EXTRACTED TEXT:
........
Fence Keeps Horses Out of Restored Area: This fence, installed in October of 2005, keeps horses out of Tammany Creek, thereby reducing pollution and erosion.
Erosion Control Fabric (October 2005): Mike Danahy, a PCEI AmeriCorps member, installs erosion control fabric along newly shaped stream bank.
Newly Planted, But No Water Yet (November 2005): The state of the creek after several planting events. The creek, dry in this photo, will fill with water after winter snows melt. By spring, it will be flowing nicely.
Photo Point V4 Downstream March 2005
Photo Point V4 Downstream (April 2006)
Photo Point V4 Upstream (March 2005)
Photo Point V4 Upstream (April 2006)
Signage: This sign faces the road from the restoration site, letting the public know about restoration efforts on Tammany Creek. Restoration funds are provided by Idaho Department of Environmental Quality. Educational activities for 2005 are funded by New Priorities Foundation, Idaho Learn and Serve and the Evergreen Foundation.
Randy Tackles Teasle: Nonnative weeds dominate the site. PCEI AmeriCorps members spent time weeding during the summer.
Weeding Thistle (Summer 2005): AmeriCorps and student volunteers worked together to remove thistle prior to restoration.
Ah… Blue Tubes! Volunteers help prepare for the Tammany Creek Education Event by assembling blue tubes.
Teach the Children Well (November 2005): PCEI AmeriCorps member, Mike Danahy, instructs Lewiston 1st graders from Centinneal Elementary School. PCEI sponsored three days of education opportunities for local students. One of the goals of PCEI is to connect students to their watersheds through hands on learning activities such as tree planting. The Evergreen Foundation and New Priorities Foundation sponsored the education component of the event November 2005.
7th Graders and 700 Trees and Shrubs (November 2005): The entire 7th grade from Jennifer Junior High came to Tammany Creek to learn about stream restoration. The large group helped PCEI AmeriCorps members and staff plant over 700 plants during the three day Tammany Creek Education Event in November 2005. Here, Americorps member Emily Poor (in blue jacket) talks with the students.
Sea of Blue Tubes (February 6, 2006): Many blue tube plant protectors mark some of the plants that have been placed on Tammany Creek by PCEI staff and volunteers.
........
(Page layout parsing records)
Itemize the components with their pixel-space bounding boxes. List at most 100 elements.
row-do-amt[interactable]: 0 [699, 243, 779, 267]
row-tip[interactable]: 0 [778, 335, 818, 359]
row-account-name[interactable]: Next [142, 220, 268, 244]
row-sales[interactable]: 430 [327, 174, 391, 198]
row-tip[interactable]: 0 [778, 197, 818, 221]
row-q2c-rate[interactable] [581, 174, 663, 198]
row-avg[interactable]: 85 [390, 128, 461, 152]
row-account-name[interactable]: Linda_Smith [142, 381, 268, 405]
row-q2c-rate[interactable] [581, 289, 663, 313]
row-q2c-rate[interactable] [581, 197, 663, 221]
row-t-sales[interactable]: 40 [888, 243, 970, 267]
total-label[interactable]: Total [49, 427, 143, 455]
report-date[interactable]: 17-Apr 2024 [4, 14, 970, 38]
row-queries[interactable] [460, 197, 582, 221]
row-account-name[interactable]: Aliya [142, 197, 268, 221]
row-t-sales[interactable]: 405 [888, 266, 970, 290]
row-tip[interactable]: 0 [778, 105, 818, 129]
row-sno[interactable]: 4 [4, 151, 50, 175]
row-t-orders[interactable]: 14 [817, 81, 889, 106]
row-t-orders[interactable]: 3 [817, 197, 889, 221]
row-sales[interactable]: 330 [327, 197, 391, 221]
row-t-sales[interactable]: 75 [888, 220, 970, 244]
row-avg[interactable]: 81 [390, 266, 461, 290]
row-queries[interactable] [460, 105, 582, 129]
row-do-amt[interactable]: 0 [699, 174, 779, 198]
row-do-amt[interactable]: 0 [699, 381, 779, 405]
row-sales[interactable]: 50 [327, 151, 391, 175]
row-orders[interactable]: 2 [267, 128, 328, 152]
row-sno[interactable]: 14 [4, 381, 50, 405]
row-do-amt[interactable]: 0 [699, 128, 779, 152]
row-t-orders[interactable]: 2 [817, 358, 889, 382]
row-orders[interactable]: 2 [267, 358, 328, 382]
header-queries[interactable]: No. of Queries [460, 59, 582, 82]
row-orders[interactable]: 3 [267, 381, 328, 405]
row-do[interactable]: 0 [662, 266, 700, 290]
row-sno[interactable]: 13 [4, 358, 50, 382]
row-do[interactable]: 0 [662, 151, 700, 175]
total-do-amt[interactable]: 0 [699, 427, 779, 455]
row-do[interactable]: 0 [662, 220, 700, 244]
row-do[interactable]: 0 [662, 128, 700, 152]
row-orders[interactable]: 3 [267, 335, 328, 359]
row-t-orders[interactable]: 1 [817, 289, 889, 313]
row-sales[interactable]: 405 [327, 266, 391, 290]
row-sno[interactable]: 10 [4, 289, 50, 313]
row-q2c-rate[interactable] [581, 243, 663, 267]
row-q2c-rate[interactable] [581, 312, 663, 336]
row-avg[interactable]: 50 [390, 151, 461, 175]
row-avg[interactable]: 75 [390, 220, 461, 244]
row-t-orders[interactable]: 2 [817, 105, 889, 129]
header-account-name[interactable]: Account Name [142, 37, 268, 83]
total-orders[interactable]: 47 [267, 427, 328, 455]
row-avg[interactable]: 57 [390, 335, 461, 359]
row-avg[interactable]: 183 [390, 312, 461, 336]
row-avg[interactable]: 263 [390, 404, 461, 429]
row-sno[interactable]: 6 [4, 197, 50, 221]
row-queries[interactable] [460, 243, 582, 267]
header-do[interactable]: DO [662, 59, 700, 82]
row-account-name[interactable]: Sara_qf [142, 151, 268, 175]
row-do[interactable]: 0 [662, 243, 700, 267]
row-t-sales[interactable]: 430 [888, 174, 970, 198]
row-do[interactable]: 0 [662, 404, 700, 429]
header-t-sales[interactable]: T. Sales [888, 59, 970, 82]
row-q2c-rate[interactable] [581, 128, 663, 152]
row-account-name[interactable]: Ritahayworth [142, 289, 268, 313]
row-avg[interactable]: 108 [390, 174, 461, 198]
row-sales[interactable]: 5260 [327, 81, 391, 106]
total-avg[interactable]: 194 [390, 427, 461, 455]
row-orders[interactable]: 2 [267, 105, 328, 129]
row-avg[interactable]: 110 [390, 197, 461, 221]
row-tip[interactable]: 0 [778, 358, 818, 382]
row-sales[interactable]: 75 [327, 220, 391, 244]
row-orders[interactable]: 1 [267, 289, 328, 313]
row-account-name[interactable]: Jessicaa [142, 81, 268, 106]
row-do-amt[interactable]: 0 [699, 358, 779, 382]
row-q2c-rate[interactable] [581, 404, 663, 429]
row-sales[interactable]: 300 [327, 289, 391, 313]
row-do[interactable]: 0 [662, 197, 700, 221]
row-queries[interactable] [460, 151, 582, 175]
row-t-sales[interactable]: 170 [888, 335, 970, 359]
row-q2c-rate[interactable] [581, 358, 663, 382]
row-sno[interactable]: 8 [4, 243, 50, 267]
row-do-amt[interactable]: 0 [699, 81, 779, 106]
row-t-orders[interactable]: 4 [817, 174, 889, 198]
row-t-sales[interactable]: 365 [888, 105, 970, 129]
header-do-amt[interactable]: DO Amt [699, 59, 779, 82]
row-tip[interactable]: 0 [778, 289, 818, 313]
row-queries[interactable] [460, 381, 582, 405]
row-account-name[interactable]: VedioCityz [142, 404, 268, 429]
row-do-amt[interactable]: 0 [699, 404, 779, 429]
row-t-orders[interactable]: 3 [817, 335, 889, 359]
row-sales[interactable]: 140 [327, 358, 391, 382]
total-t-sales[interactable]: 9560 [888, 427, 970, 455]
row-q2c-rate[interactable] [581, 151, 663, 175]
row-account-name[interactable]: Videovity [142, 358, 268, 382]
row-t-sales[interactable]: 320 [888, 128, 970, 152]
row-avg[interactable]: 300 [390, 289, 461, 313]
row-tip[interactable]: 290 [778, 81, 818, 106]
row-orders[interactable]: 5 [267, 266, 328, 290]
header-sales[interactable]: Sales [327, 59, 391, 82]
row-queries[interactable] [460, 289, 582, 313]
........
TASK GOAL: Can you carry on the Tammany Creek restoration captions above, starting after the last one?

OUTPUT FOR THIS EXERCISE:
Bazillions of Tadpoles!!! (2006) Look closely. See all those little things swimming around? Tadpoles. See that thick band of brownish black near the bottom of the image? Bazillions more tadpoles!! That’s right, Tammany Creek was the place to be for tadpoles during the 2006 metamorphic season.
After Tadpoles, Spotted Frogs: Later in the season, these critters were seen quite a bit about in their Tammany Creek stomping grounds. Besides frogs, salamanders are not uncommon to see near the creek.
Stinger and Willow Poles (March 2006): Americorps members Emily Wolf and Charles Dickey work together to plant willow poles. The poles are transplanted saplings that have been submerged for several weeks in water, which helps them grow roots. Emily uses the “stinger” to inject pressurized water into the ground, which creates a pole-sized hole. Charles follows behind her, plugging the holes with the young willows.
Pond (Early 2006): This pond was created in early 2006 to catch water in the pasture. Wetland plants, including trees, shrubs, rushes, and sedges, were added in the spring. The tadpoles loved this pond (the bazillions of tadpoles photograph was taken here).
Watershed Festival Tree Planting (November 1, 2006): Americorps member Emily Wolf helps two students plant a tree during the Tammany Creek Watershed Festival. Fifth and first graders from Lewiston came to Tammany Creek for the educational event, which also featured learning stations on water resources, wildlife, and the food web.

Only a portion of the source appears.